AIM OF THE EXERCISE:
Below are some records; retype all of them exactly.
— begin —
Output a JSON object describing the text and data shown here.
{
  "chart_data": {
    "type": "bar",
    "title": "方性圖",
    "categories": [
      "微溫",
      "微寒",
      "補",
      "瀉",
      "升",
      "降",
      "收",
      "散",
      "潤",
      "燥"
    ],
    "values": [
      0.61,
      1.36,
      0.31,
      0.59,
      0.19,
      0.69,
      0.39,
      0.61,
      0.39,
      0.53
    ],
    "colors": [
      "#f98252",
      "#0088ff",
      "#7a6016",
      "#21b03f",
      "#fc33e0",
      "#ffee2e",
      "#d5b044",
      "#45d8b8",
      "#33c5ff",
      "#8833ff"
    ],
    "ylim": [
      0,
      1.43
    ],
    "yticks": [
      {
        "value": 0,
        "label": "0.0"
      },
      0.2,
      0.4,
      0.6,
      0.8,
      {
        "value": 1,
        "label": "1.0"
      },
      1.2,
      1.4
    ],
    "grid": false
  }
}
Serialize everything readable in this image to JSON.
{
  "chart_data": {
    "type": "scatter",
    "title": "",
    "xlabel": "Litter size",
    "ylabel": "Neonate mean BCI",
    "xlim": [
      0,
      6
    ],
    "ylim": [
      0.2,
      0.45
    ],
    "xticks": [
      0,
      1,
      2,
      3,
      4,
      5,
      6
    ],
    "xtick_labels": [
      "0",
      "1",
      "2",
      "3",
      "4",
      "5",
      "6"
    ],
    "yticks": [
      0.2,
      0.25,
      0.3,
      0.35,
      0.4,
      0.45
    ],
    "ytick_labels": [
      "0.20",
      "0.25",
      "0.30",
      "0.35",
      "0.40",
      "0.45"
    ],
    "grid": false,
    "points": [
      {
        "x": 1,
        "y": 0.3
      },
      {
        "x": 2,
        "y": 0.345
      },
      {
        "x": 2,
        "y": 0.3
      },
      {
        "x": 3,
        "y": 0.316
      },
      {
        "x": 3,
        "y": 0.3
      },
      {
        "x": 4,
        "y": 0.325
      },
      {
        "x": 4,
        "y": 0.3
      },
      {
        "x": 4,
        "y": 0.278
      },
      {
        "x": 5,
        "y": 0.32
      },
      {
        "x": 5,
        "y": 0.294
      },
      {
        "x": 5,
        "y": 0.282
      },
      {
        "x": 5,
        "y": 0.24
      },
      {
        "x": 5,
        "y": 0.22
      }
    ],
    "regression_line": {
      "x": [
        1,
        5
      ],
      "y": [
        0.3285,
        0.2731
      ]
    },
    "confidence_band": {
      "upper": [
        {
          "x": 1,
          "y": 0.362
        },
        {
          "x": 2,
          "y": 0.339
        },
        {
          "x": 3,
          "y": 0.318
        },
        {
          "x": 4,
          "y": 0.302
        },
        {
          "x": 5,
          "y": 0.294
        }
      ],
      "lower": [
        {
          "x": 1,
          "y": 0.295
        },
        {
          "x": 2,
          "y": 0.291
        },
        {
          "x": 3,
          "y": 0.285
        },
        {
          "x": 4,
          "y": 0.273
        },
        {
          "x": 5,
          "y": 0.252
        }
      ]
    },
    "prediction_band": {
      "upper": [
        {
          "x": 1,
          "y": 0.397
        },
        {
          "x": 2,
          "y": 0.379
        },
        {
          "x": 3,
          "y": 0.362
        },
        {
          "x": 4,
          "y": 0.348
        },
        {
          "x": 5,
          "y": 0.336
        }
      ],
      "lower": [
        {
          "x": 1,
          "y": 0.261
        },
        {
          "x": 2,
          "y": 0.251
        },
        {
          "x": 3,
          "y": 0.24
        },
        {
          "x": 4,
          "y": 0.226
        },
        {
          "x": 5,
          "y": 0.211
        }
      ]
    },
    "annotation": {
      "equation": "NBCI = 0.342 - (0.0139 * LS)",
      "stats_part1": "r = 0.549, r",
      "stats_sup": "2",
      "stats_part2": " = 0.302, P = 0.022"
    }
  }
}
— end —
SOLUTION BELOW:
Output a JSON object describing the text and data shown here.
{
  "chart_data": {
    "type": "bar",
    "title": "方性圖",
    "categories": [
      "微溫",
      "微寒",
      "補",
      "瀉",
      "升",
      "降",
      "收",
      "散",
      "潤",
      "燥"
    ],
    "values": [
      0.61,
      1.36,
      0.31,
      0.59,
      0.19,
      0.69,
      0.39,
      0.61,
      0.39,
      0.53
    ],
    "colors": [
      "#f98252",
      "#0088ff",
      "#7a6016",
      "#21b03f",
      "#fc33e0",
      "#ffee2e",
      "#d5b044",
      "#45d8b8",
      "#33c5ff",
      "#8833ff"
    ],
    "ylim": [
      0,
      1.43
    ],
    "yticks": [
      {
        "value": 0,
        "label": "0.0"
      },
      0.2,
      0.4,
      0.6,
      0.8,
      {
        "value": 1,
        "label": "1.0"
      },
      1.2,
      1.4
    ],
    "grid": false
  }
}
Serialize everything readable in this image to JSON.
{
  "chart_data": {
    "type": "scatter",
    "title": "",
    "xlabel": "Litter size",
    "ylabel": "Neonate mean BCI",
    "xlim": [
      0,
      6
    ],
    "ylim": [
      0.2,
      0.45
    ],
    "xticks": [
      0,
      1,
      2,
      3,
      4,
      5,
      6
    ],
    "xtick_labels": [
      "0",
      "1",
      "2",
      "3",
      "4",
      "5",
      "6"
    ],
    "yticks": [
      0.2,
      0.25,
      0.3,
      0.35,
      0.4,
      0.45
    ],
    "ytick_labels": [
      "0.20",
      "0.25",
      "0.30",
      "0.35",
      "0.40",
      "0.45"
    ],
    "grid": false,
    "points": [
      {
        "x": 1,
        "y": 0.3
      },
      {
        "x": 2,
        "y": 0.345
      },
      {
        "x": 2,
        "y": 0.3
      },
      {
        "x": 3,
        "y": 0.316
      },
      {
        "x": 3,
        "y": 0.3
      },
      {
        "x": 4,
        "y": 0.325
      },
      {
        "x": 4,
        "y": 0.3
      },
      {
        "x": 4,
        "y": 0.278
      },
      {
        "x": 5,
        "y": 0.32
      },
      {
        "x": 5,
        "y": 0.294
      },
      {
        "x": 5,
        "y": 0.282
      },
      {
        "x": 5,
        "y": 0.24
      },
      {
        "x": 5,
        "y": 0.22
      }
    ],
    "regression_line": {
      "x": [
        1,
        5
      ],
      "y": [
        0.3285,
        0.2731
      ]
    },
    "confidence_band": {
      "upper": [
        {
          "x": 1,
          "y": 0.362
        },
        {
          "x": 2,
          "y": 0.339
        },
        {
          "x": 3,
          "y": 0.318
        },
        {
          "x": 4,
          "y": 0.302
        },
        {
          "x": 5,
          "y": 0.294
        }
      ],
      "lower": [
        {
          "x": 1,
          "y": 0.295
        },
        {
          "x": 2,
          "y": 0.291
        },
        {
          "x": 3,
          "y": 0.285
        },
        {
          "x": 4,
          "y": 0.273
        },
        {
          "x": 5,
          "y": 0.252
        }
      ]
    },
    "prediction_band": {
      "upper": [
        {
          "x": 1,
          "y": 0.397
        },
        {
          "x": 2,
          "y": 0.379
        },
        {
          "x": 3,
          "y": 0.362
        },
        {
          "x": 4,
          "y": 0.348
        },
        {
          "x": 5,
          "y": 0.336
        }
      ],
      "lower": [
        {
          "x": 1,
          "y": 0.261
        },
        {
          "x": 2,
          "y": 0.251
        },
        {
          "x": 3,
          "y": 0.24
        },
        {
          "x": 4,
          "y": 0.226
        },
        {
          "x": 5,
          "y": 0.211
        }
      ]
    },
    "annotation": {
      "equation": "NBCI = 0.342 - (0.0139 * LS)",
      "stats_part1": "r = 0.549, r",
      "stats_sup": "2",
      "stats_part2": " = 0.302, P = 0.022"
    }
  }
}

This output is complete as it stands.